Problem: Exactly reproduce all the records, keeping pictures out of the copy.

Listing:
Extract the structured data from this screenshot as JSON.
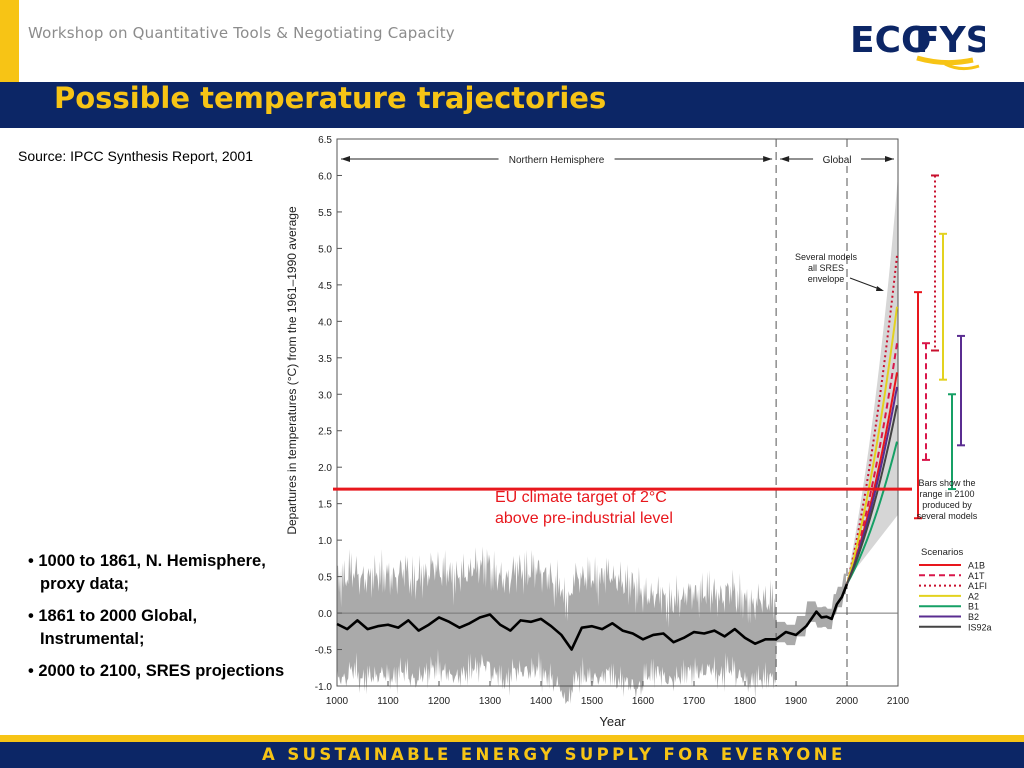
{
  "header": {
    "workshop_title": "Workshop on Quantitative Tools & Negotiating Capacity",
    "logo_part1": "ECO",
    "logo_part2": "FYS",
    "slide_title": "Possible temperature trajectories"
  },
  "source_text": "Source: IPCC Synthesis Report, 2001",
  "bullets": [
    "1000 to 1861, N. Hemisphere, proxy data;",
    "1861 to 2000 Global, Instrumental;",
    "2000 to 2100, SRES projections"
  ],
  "footer": {
    "tagline": "A SUSTAINABLE ENERGY SUPPLY FOR EVERYONE"
  },
  "colors": {
    "navy": "#0c2666",
    "yellow": "#f7c415",
    "eu_red": "#e8171d"
  },
  "chart_data": {
    "type": "line",
    "xlabel": "Year",
    "ylabel": "Departures in temperatures (°C) from the 1961–1990 average",
    "xlim": [
      1000,
      2100
    ],
    "ylim": [
      -1.0,
      6.5
    ],
    "x_ticks": [
      "1000",
      "1100",
      "1200",
      "1300",
      "1400",
      "1500",
      "1600",
      "1700",
      "1800",
      "1900",
      "2000",
      "2100"
    ],
    "y_ticks": [
      "-1.0",
      "-0.5",
      "0.0",
      "0.5",
      "1.0",
      "1.5",
      "2.0",
      "2.5",
      "3.0",
      "3.5",
      "4.0",
      "4.5",
      "5.0",
      "5.5",
      "6.0",
      "6.5"
    ],
    "region_labels": [
      "Northern Hemisphere",
      "Global"
    ],
    "region_dividers": [
      1861,
      2000
    ],
    "annotation_envelope": [
      "Several models",
      "all SRES",
      "envelope"
    ],
    "annotation_bars": [
      "Bars show the",
      "range in 2100",
      "produced by",
      "several models"
    ],
    "eu_target": {
      "label_line1": "EU climate target of 2°C",
      "label_line2": "above pre-industrial level",
      "value": 1.7
    },
    "historical": {
      "x": [
        1000,
        1020,
        1040,
        1060,
        1080,
        1100,
        1120,
        1140,
        1160,
        1180,
        1200,
        1220,
        1240,
        1260,
        1280,
        1300,
        1320,
        1340,
        1360,
        1380,
        1400,
        1420,
        1440,
        1460,
        1480,
        1500,
        1520,
        1540,
        1560,
        1580,
        1600,
        1620,
        1640,
        1660,
        1680,
        1700,
        1720,
        1740,
        1760,
        1780,
        1800,
        1820,
        1840,
        1861,
        1880,
        1900,
        1920,
        1940,
        1950,
        1960,
        1970,
        1980,
        1990,
        2000
      ],
      "y": [
        -0.15,
        -0.22,
        -0.1,
        -0.22,
        -0.18,
        -0.16,
        -0.2,
        -0.1,
        -0.24,
        -0.16,
        -0.06,
        -0.12,
        -0.2,
        -0.14,
        -0.06,
        -0.02,
        -0.16,
        -0.24,
        -0.1,
        -0.12,
        -0.08,
        -0.18,
        -0.3,
        -0.5,
        -0.2,
        -0.18,
        -0.22,
        -0.14,
        -0.24,
        -0.28,
        -0.36,
        -0.3,
        -0.28,
        -0.4,
        -0.34,
        -0.26,
        -0.28,
        -0.24,
        -0.32,
        -0.22,
        -0.34,
        -0.42,
        -0.36,
        -0.36,
        -0.26,
        -0.3,
        -0.18,
        0.02,
        -0.06,
        -0.05,
        -0.08,
        0.12,
        0.22,
        0.4
      ]
    },
    "scenarios": [
      {
        "name": "A1B",
        "color": "#e8171d",
        "style": "solid",
        "y2100": 3.3
      },
      {
        "name": "A1T",
        "color": "#d9174a",
        "style": "dashed",
        "y2100": 3.7
      },
      {
        "name": "A1FI",
        "color": "#c8102e",
        "style": "dotted",
        "y2100": 4.9
      },
      {
        "name": "A2",
        "color": "#e3d21f",
        "style": "solid",
        "y2100": 4.2
      },
      {
        "name": "B1",
        "color": "#16a066",
        "style": "solid",
        "y2100": 2.35
      },
      {
        "name": "B2",
        "color": "#5a2d91",
        "style": "solid",
        "y2100": 3.1
      },
      {
        "name": "IS92a",
        "color": "#444444",
        "style": "solid",
        "y2100": 2.85
      }
    ],
    "range_bars": [
      {
        "color": "#e8171d",
        "style": "solid",
        "min": 1.3,
        "max": 4.4
      },
      {
        "color": "#d9174a",
        "style": "dashed",
        "min": 2.1,
        "max": 3.7
      },
      {
        "color": "#c8102e",
        "style": "dotted",
        "min": 3.6,
        "max": 6.0
      },
      {
        "color": "#e3d21f",
        "style": "solid",
        "min": 3.2,
        "max": 5.2
      },
      {
        "color": "#16a066",
        "style": "solid",
        "min": 1.7,
        "max": 3.0
      },
      {
        "color": "#5a2d91",
        "style": "solid",
        "min": 2.3,
        "max": 3.8
      }
    ],
    "legend_title": "Scenarios"
  }
}
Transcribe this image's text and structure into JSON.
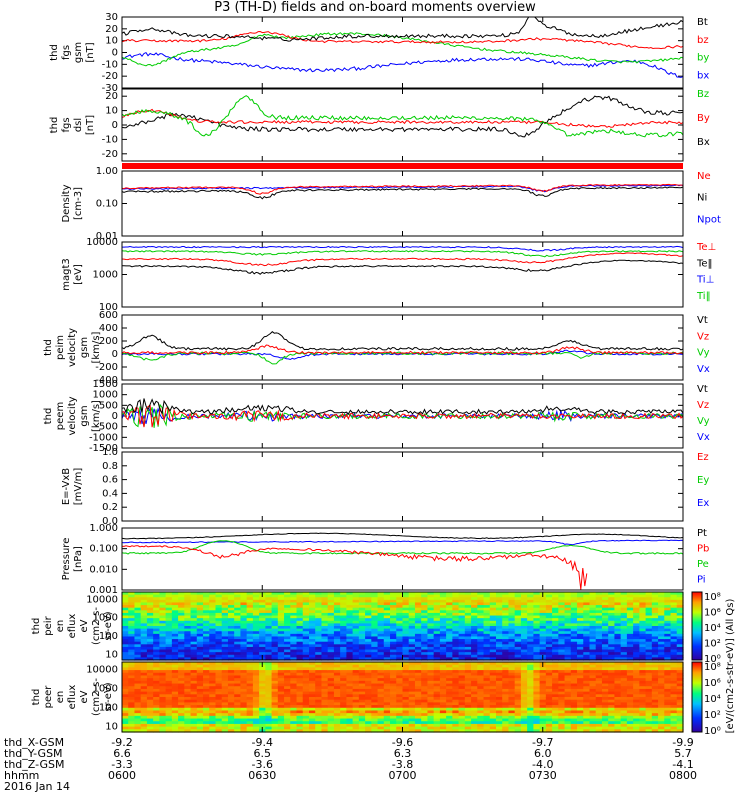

Task result:
Extract the structured data from this screenshot as JSON.
{
  "header": {
    "workshop_title": "Workshop on Quantitative Tools & Negotiating Capacity",
    "logo_part1": "ECO",
    "logo_part2": "FYS",
    "slide_title": "Possible temperature trajectories"
  },
  "source_text": "Source: IPCC Synthesis Report, 2001",
  "bullets": [
    "1000 to 1861, N. Hemisphere, proxy data;",
    "1861 to 2000 Global, Instrumental;",
    "2000 to 2100, SRES projections"
  ],
  "footer": {
    "tagline": "A SUSTAINABLE ENERGY SUPPLY FOR EVERYONE"
  },
  "colors": {
    "navy": "#0c2666",
    "yellow": "#f7c415",
    "eu_red": "#e8171d"
  },
  "chart_data": {
    "type": "line",
    "xlabel": "Year",
    "ylabel": "Departures in temperatures (°C) from the 1961–1990 average",
    "xlim": [
      1000,
      2100
    ],
    "ylim": [
      -1.0,
      6.5
    ],
    "x_ticks": [
      "1000",
      "1100",
      "1200",
      "1300",
      "1400",
      "1500",
      "1600",
      "1700",
      "1800",
      "1900",
      "2000",
      "2100"
    ],
    "y_ticks": [
      "-1.0",
      "-0.5",
      "0.0",
      "0.5",
      "1.0",
      "1.5",
      "2.0",
      "2.5",
      "3.0",
      "3.5",
      "4.0",
      "4.5",
      "5.0",
      "5.5",
      "6.0",
      "6.5"
    ],
    "region_labels": [
      "Northern Hemisphere",
      "Global"
    ],
    "region_dividers": [
      1861,
      2000
    ],
    "annotation_envelope": [
      "Several models",
      "all SRES",
      "envelope"
    ],
    "annotation_bars": [
      "Bars show the",
      "range in 2100",
      "produced by",
      "several models"
    ],
    "eu_target": {
      "label_line1": "EU climate target of 2°C",
      "label_line2": "above pre-industrial level",
      "value": 1.7
    },
    "historical": {
      "x": [
        1000,
        1020,
        1040,
        1060,
        1080,
        1100,
        1120,
        1140,
        1160,
        1180,
        1200,
        1220,
        1240,
        1260,
        1280,
        1300,
        1320,
        1340,
        1360,
        1380,
        1400,
        1420,
        1440,
        1460,
        1480,
        1500,
        1520,
        1540,
        1560,
        1580,
        1600,
        1620,
        1640,
        1660,
        1680,
        1700,
        1720,
        1740,
        1760,
        1780,
        1800,
        1820,
        1840,
        1861,
        1880,
        1900,
        1920,
        1940,
        1950,
        1960,
        1970,
        1980,
        1990,
        2000
      ],
      "y": [
        -0.15,
        -0.22,
        -0.1,
        -0.22,
        -0.18,
        -0.16,
        -0.2,
        -0.1,
        -0.24,
        -0.16,
        -0.06,
        -0.12,
        -0.2,
        -0.14,
        -0.06,
        -0.02,
        -0.16,
        -0.24,
        -0.1,
        -0.12,
        -0.08,
        -0.18,
        -0.3,
        -0.5,
        -0.2,
        -0.18,
        -0.22,
        -0.14,
        -0.24,
        -0.28,
        -0.36,
        -0.3,
        -0.28,
        -0.4,
        -0.34,
        -0.26,
        -0.28,
        -0.24,
        -0.32,
        -0.22,
        -0.34,
        -0.42,
        -0.36,
        -0.36,
        -0.26,
        -0.3,
        -0.18,
        0.02,
        -0.06,
        -0.05,
        -0.08,
        0.12,
        0.22,
        0.4
      ]
    },
    "scenarios": [
      {
        "name": "A1B",
        "color": "#e8171d",
        "style": "solid",
        "y2100": 3.3
      },
      {
        "name": "A1T",
        "color": "#d9174a",
        "style": "dashed",
        "y2100": 3.7
      },
      {
        "name": "A1FI",
        "color": "#c8102e",
        "style": "dotted",
        "y2100": 4.9
      },
      {
        "name": "A2",
        "color": "#e3d21f",
        "style": "solid",
        "y2100": 4.2
      },
      {
        "name": "B1",
        "color": "#16a066",
        "style": "solid",
        "y2100": 2.35
      },
      {
        "name": "B2",
        "color": "#5a2d91",
        "style": "solid",
        "y2100": 3.1
      },
      {
        "name": "IS92a",
        "color": "#444444",
        "style": "solid",
        "y2100": 2.85
      }
    ],
    "range_bars": [
      {
        "color": "#e8171d",
        "style": "solid",
        "min": 1.3,
        "max": 4.4
      },
      {
        "color": "#d9174a",
        "style": "dashed",
        "min": 2.1,
        "max": 3.7
      },
      {
        "color": "#c8102e",
        "style": "dotted",
        "min": 3.6,
        "max": 6.0
      },
      {
        "color": "#e3d21f",
        "style": "solid",
        "min": 3.2,
        "max": 5.2
      },
      {
        "color": "#16a066",
        "style": "solid",
        "min": 1.7,
        "max": 3.0
      },
      {
        "color": "#5a2d91",
        "style": "solid",
        "min": 2.3,
        "max": 3.8
      }
    ],
    "legend_title": "Scenarios"
  }
}
Transcribe this image's text and structure into JSON.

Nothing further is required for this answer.